Material
________________________________________

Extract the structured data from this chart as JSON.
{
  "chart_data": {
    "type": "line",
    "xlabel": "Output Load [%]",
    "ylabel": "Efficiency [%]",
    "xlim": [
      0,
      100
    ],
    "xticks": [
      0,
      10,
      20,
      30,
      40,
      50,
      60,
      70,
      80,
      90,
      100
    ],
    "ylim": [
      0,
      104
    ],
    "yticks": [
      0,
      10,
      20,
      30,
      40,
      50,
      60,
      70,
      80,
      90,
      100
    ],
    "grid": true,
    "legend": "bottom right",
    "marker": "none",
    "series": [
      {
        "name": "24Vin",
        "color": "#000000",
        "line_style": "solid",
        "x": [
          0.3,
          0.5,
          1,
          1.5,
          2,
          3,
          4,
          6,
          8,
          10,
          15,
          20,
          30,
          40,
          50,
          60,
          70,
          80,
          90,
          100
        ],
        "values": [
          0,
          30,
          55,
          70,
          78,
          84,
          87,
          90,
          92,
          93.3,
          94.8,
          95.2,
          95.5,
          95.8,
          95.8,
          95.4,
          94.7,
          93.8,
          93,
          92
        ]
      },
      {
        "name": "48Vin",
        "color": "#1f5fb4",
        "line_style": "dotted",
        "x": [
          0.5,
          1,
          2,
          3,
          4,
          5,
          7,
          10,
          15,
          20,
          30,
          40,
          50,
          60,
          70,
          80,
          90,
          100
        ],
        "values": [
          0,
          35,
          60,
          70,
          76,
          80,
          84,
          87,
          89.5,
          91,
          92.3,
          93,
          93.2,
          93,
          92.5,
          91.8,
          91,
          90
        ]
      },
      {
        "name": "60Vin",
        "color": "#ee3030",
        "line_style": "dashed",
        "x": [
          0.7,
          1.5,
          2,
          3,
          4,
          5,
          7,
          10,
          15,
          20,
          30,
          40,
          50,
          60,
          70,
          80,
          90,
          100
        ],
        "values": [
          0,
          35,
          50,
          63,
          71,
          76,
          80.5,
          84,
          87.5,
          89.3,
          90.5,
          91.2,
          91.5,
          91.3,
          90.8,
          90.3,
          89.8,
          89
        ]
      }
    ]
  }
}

________________________________________

Stated exercise
Repeat each record in full; every line must match exactly.

Task result
Extract the structured data from this chart as JSON.
{
  "chart_data": {
    "type": "line",
    "xlabel": "Output Load [%]",
    "ylabel": "Efficiency [%]",
    "xlim": [
      0,
      100
    ],
    "xticks": [
      0,
      10,
      20,
      30,
      40,
      50,
      60,
      70,
      80,
      90,
      100
    ],
    "ylim": [
      0,
      104
    ],
    "yticks": [
      0,
      10,
      20,
      30,
      40,
      50,
      60,
      70,
      80,
      90,
      100
    ],
    "grid": true,
    "legend": "bottom right",
    "marker": "none",
    "series": [
      {
        "name": "24Vin",
        "color": "#000000",
        "line_style": "solid",
        "x": [
          0.3,
          0.5,
          1,
          1.5,
          2,
          3,
          4,
          6,
          8,
          10,
          15,
          20,
          30,
          40,
          50,
          60,
          70,
          80,
          90,
          100
        ],
        "values": [
          0,
          30,
          55,
          70,
          78,
          84,
          87,
          90,
          92,
          93.3,
          94.8,
          95.2,
          95.5,
          95.8,
          95.8,
          95.4,
          94.7,
          93.8,
          93,
          92
        ]
      },
      {
        "name": "48Vin",
        "color": "#1f5fb4",
        "line_style": "dotted",
        "x": [
          0.5,
          1,
          2,
          3,
          4,
          5,
          7,
          10,
          15,
          20,
          30,
          40,
          50,
          60,
          70,
          80,
          90,
          100
        ],
        "values": [
          0,
          35,
          60,
          70,
          76,
          80,
          84,
          87,
          89.5,
          91,
          92.3,
          93,
          93.2,
          93,
          92.5,
          91.8,
          91,
          90
        ]
      },
      {
        "name": "60Vin",
        "color": "#ee3030",
        "line_style": "dashed",
        "x": [
          0.7,
          1.5,
          2,
          3,
          4,
          5,
          7,
          10,
          15,
          20,
          30,
          40,
          50,
          60,
          70,
          80,
          90,
          100
        ],
        "values": [
          0,
          35,
          50,
          63,
          71,
          76,
          80.5,
          84,
          87.5,
          89.3,
          90.5,
          91.2,
          91.5,
          91.3,
          90.8,
          90.3,
          89.8,
          89
        ]
      }
    ]
  }
}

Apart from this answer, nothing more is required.